Consignes
Répondez s'il vous plaît à ces questions d'après l'entretien avec Pierre Rigaux :
1. Quel est le titre de son dernier livre ?
2. Comment s'appelle son association ?
3. Quel jour a-t-il été agressé en forêt de Fontainebleau ?

Texte fourni
★ ★ ★ ★ ★

Interviewé alors qu’il sortait des urgences suite à un agression physique survenue en forêt de Fontainebleau, Pierre Rigaux a répondu à nos questions tant sur la chasse à courre que sur la sortie de son dernier livre, L’Androsace et le cochon. Rencontre avec un naturaliste passionné.
Depuis des années, de par ses écrits, ses vidéos et son association, Pierre Rigaux ne cesse d’interroger la place que s’arroge l’être humain au milieu des autres êtres vivants. Dans L’Androsace et le cochon, il décortique et pousse à se questionner sur la question du vivant.
Pourquoi protégeons-nous l’androsace et non le cochon, alors que l’animal, contrairement aux plantes, est un être sentient ? Quel rapport entretenons-nous réellement avec la nature ? Souhaitons-nous la préserver pour ce qu’elle est, ou pour ce qu’elle nous apporte ? Éléments de réponses avec un des visages de la défense animale et environnementale en France. (...)
Mr Mondialisation : J’ai appris quelques minutes avant cette interview que vous avez été blessé hier, lors du filmage d’une chasse à courre en forêt de Fontainebleau… Comment allez-vous ?
Pierre Rigaux : « Plutôt bien, merci. J’ai mal au nez à cause d’un hématome au niveau de la racine nasale. Je m’en vais porter plainte juste après notre entretien, avec le certificat du médecin des urgences… J’ai en effet été agressé physiquement par des veneurs lors d’une opération en forêt de Fontainebleau, le mardi 21 octobre. Avec des membres de mon association, Nos Viventia, nous filmions le déroulé de la chasse. Ce qui a rendu furieux les veneurs, c’est que nous étions sur le point d’avoir des images de la mise à mort du cerf.
Nous n’y sommes jamais parvenus à Fontainebleau. D’une part, parce que cet équipage de vénerie n’arrive que rarement à attraper les cerfs qu’il poursuit. D’autre part, il a droit d’accès aux pistes forestières en voiture. Ce n’est pas notre cas : à pied, nous sommes forcément moins rapides. Là, le cerf a tenté de s’en sortir en revenant près de la route… Il a été pris dans un fourré tout proche, mais les chasseurs ont tout fait pour qu’on ne puisse pas y accéder. (...)

★ ★ ★ ★ ★

Lignes de données

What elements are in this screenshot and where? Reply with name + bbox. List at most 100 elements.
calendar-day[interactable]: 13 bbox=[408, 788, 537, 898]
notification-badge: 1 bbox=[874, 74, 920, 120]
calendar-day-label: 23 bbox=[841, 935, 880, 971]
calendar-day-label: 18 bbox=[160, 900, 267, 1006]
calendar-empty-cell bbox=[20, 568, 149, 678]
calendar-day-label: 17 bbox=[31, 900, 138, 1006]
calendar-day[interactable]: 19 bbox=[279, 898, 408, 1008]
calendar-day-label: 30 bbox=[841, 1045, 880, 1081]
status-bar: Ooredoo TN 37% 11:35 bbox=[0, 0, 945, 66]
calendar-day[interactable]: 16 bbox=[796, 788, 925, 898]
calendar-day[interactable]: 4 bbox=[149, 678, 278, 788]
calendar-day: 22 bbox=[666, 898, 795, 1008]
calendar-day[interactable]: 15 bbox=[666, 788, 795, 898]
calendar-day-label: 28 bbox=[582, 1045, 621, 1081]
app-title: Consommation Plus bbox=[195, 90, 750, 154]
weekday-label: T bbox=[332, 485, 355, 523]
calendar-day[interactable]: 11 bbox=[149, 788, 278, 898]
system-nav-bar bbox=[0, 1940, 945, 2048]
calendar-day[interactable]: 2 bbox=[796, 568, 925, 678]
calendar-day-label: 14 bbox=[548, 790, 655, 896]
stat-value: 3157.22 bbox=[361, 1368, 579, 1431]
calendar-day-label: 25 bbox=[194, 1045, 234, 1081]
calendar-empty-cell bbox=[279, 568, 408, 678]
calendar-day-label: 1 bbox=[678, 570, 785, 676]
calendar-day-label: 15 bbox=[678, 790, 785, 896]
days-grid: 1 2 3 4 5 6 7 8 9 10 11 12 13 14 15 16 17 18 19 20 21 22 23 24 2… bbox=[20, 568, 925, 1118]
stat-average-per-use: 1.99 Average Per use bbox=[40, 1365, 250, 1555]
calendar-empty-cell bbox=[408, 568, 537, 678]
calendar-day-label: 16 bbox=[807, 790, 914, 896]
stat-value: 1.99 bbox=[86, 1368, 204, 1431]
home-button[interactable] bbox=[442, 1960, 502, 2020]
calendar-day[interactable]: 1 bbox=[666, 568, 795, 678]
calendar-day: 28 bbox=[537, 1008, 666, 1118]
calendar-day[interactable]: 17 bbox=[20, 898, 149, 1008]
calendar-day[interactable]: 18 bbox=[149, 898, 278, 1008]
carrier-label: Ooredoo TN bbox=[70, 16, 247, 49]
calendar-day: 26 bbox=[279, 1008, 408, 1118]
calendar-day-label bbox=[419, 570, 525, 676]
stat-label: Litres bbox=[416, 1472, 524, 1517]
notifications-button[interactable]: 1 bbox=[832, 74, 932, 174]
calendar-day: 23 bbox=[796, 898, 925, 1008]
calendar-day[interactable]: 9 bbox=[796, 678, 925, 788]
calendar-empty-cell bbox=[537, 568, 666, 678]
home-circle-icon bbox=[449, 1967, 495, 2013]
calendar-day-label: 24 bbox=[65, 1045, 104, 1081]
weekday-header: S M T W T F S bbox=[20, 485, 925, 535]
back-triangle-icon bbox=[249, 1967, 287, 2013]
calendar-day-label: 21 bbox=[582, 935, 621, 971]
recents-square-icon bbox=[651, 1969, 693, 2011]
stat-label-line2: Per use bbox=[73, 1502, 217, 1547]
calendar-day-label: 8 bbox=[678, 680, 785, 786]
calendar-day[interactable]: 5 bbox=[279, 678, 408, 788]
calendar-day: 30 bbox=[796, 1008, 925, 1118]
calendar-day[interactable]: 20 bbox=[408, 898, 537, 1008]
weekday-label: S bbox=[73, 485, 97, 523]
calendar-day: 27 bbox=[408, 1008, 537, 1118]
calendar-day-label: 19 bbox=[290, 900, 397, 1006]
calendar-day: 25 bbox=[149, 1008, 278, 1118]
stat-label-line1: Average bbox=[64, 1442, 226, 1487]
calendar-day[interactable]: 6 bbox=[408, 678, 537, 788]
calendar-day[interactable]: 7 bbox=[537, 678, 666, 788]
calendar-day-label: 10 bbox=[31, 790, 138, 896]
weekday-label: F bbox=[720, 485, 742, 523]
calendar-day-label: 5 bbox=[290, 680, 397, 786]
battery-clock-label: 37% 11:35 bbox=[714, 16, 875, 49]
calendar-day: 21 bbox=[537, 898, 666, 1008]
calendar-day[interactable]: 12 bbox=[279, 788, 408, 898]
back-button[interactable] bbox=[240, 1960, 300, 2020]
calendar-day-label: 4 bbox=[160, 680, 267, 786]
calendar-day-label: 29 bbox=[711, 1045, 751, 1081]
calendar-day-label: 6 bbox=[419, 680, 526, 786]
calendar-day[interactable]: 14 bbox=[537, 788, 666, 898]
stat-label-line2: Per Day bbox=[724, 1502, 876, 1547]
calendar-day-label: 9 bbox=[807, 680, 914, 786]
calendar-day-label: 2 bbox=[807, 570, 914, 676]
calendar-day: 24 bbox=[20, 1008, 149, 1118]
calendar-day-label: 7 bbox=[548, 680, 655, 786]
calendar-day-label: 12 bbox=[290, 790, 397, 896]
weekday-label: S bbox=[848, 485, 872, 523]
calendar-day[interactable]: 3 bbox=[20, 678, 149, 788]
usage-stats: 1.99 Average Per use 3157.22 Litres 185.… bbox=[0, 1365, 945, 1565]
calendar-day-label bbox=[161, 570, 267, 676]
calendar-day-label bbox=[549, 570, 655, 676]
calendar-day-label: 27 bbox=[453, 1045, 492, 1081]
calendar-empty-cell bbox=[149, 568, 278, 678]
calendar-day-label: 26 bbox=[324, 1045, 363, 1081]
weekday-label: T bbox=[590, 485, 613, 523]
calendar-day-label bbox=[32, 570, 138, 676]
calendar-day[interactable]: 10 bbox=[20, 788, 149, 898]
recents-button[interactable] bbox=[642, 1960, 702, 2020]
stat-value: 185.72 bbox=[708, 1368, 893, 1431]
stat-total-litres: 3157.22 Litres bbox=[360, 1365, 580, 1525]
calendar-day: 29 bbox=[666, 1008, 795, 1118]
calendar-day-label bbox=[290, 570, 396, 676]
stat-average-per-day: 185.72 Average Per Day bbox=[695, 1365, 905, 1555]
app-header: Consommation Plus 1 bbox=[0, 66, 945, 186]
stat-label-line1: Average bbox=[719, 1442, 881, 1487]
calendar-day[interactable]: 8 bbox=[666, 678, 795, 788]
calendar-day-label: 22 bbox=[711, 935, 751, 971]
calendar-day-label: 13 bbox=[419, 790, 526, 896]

★ ★ ★ ★ ★

Résultat
1. L'Androsace et le cochon
2. Nos Viventia
3. Le mardi 21 octobre